-- begin Recorded data --
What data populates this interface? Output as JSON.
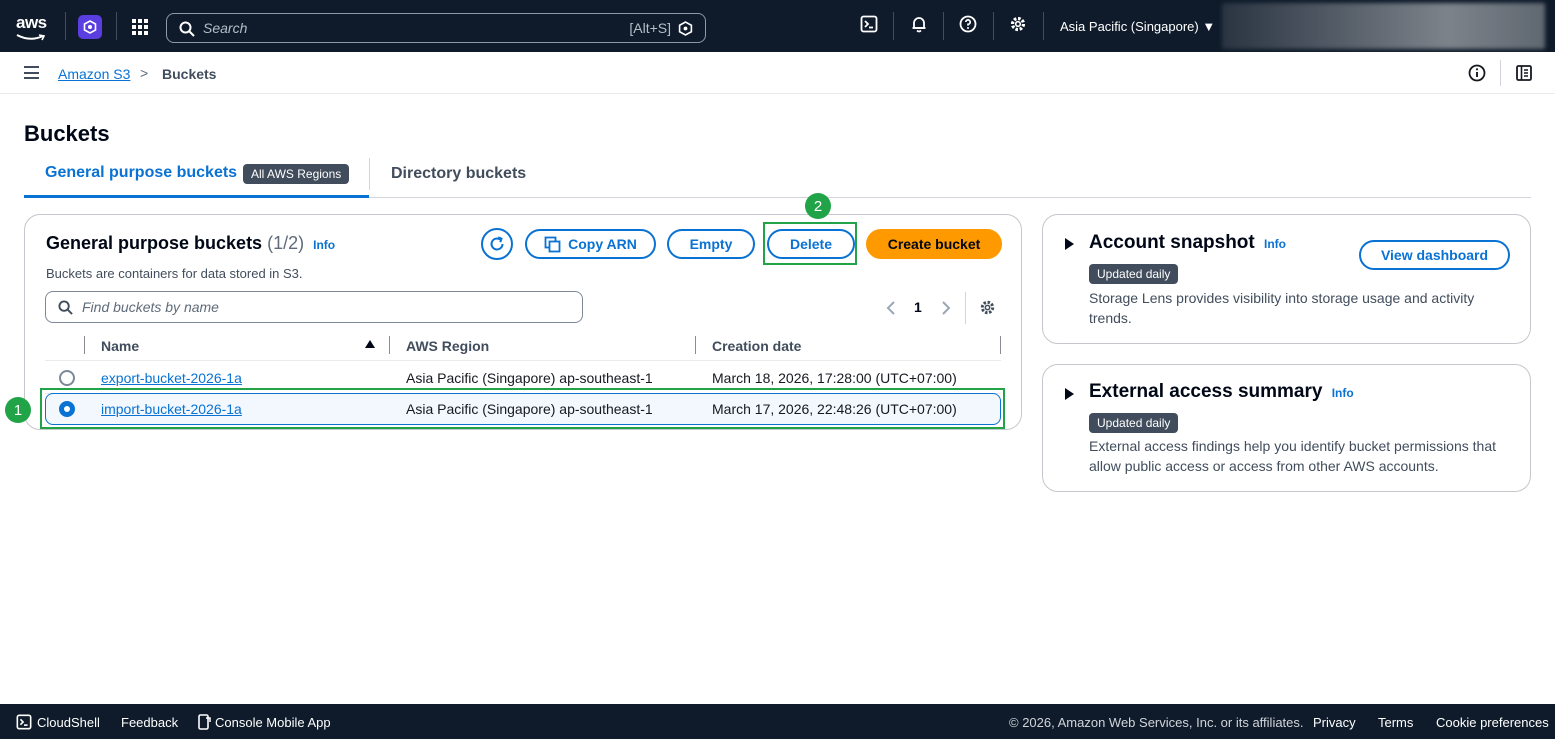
{
  "topnav": {
    "logo_text": "aws",
    "search_placeholder": "Search",
    "search_shortcut": "[Alt+S]",
    "region": "Asia Pacific (Singapore) ▼",
    "icons": [
      "grid-icon",
      "cloudshell-icon",
      "bell-icon",
      "help-icon",
      "gear-icon"
    ]
  },
  "breadcrumb": {
    "home": "Amazon S3",
    "separator": ">",
    "current": "Buckets"
  },
  "page": {
    "title": "Buckets"
  },
  "tabs": [
    {
      "label": "General purpose buckets",
      "badge": "All AWS Regions",
      "active": true
    },
    {
      "label": "Directory buckets",
      "active": false
    }
  ],
  "panel": {
    "title": "General purpose buckets",
    "count": "(1/2)",
    "info": "Info",
    "description": "Buckets are containers for data stored in S3.",
    "buttons": {
      "copy_arn": "Copy ARN",
      "empty": "Empty",
      "delete": "Delete",
      "create": "Create bucket"
    },
    "search_placeholder": "Find buckets by name",
    "page_number": "1",
    "columns": [
      "Name",
      "AWS Region",
      "Creation date"
    ],
    "rows": [
      {
        "name": "export-bucket-2026-1a",
        "region": "Asia Pacific (Singapore) ap-southeast-1",
        "created": "March 18, 2026, 17:28:00 (UTC+07:00)",
        "selected": false
      },
      {
        "name": "import-bucket-2026-1a",
        "region": "Asia Pacific (Singapore) ap-southeast-1",
        "created": "March 17, 2026, 22:48:26 (UTC+07:00)",
        "selected": true
      }
    ]
  },
  "snapshot": {
    "title": "Account snapshot",
    "info": "Info",
    "badge": "Updated daily",
    "description": "Storage Lens provides visibility into storage usage and activity trends.",
    "button": "View dashboard"
  },
  "external": {
    "title": "External access summary",
    "info": "Info",
    "badge": "Updated daily",
    "description": "External access findings help you identify bucket permissions that allow public access or access from other AWS accounts."
  },
  "annotations": {
    "step1": "1",
    "step2": "2",
    "color": "#21a347"
  },
  "footer": {
    "cloudshell": "CloudShell",
    "feedback": "Feedback",
    "mobile": "Console Mobile App",
    "copyright": "© 2026, Amazon Web Services, Inc. or its affiliates.",
    "privacy": "Privacy",
    "terms": "Terms",
    "cookies": "Cookie preferences"
  },
  "colors": {
    "nav_bg": "#0f1b2a",
    "link": "#0972d3",
    "primary": "#ff9900"
  }
}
-- end Recorded data --
- **Short exercise**: Transcribe the records word for word and include no pictures.

- **Reply**:
What data populates this interface? Output as JSON.
{
  "topnav": {
    "logo_text": "aws",
    "search_placeholder": "Search",
    "search_shortcut": "[Alt+S]",
    "region": "Asia Pacific (Singapore) ▼",
    "icons": [
      "grid-icon",
      "cloudshell-icon",
      "bell-icon",
      "help-icon",
      "gear-icon"
    ]
  },
  "breadcrumb": {
    "home": "Amazon S3",
    "separator": ">",
    "current": "Buckets"
  },
  "page": {
    "title": "Buckets"
  },
  "tabs": [
    {
      "label": "General purpose buckets",
      "badge": "All AWS Regions",
      "active": true
    },
    {
      "label": "Directory buckets",
      "active": false
    }
  ],
  "panel": {
    "title": "General purpose buckets",
    "count": "(1/2)",
    "info": "Info",
    "description": "Buckets are containers for data stored in S3.",
    "buttons": {
      "copy_arn": "Copy ARN",
      "empty": "Empty",
      "delete": "Delete",
      "create": "Create bucket"
    },
    "search_placeholder": "Find buckets by name",
    "page_number": "1",
    "columns": [
      "Name",
      "AWS Region",
      "Creation date"
    ],
    "rows": [
      {
        "name": "export-bucket-2026-1a",
        "region": "Asia Pacific (Singapore) ap-southeast-1",
        "created": "March 18, 2026, 17:28:00 (UTC+07:00)",
        "selected": false
      },
      {
        "name": "import-bucket-2026-1a",
        "region": "Asia Pacific (Singapore) ap-southeast-1",
        "created": "March 17, 2026, 22:48:26 (UTC+07:00)",
        "selected": true
      }
    ]
  },
  "snapshot": {
    "title": "Account snapshot",
    "info": "Info",
    "badge": "Updated daily",
    "description": "Storage Lens provides visibility into storage usage and activity trends.",
    "button": "View dashboard"
  },
  "external": {
    "title": "External access summary",
    "info": "Info",
    "badge": "Updated daily",
    "description": "External access findings help you identify bucket permissions that allow public access or access from other AWS accounts."
  },
  "annotations": {
    "step1": "1",
    "step2": "2",
    "color": "#21a347"
  },
  "footer": {
    "cloudshell": "CloudShell",
    "feedback": "Feedback",
    "mobile": "Console Mobile App",
    "copyright": "© 2026, Amazon Web Services, Inc. or its affiliates.",
    "privacy": "Privacy",
    "terms": "Terms",
    "cookies": "Cookie preferences"
  },
  "colors": {
    "nav_bg": "#0f1b2a",
    "link": "#0972d3",
    "primary": "#ff9900"
  }
}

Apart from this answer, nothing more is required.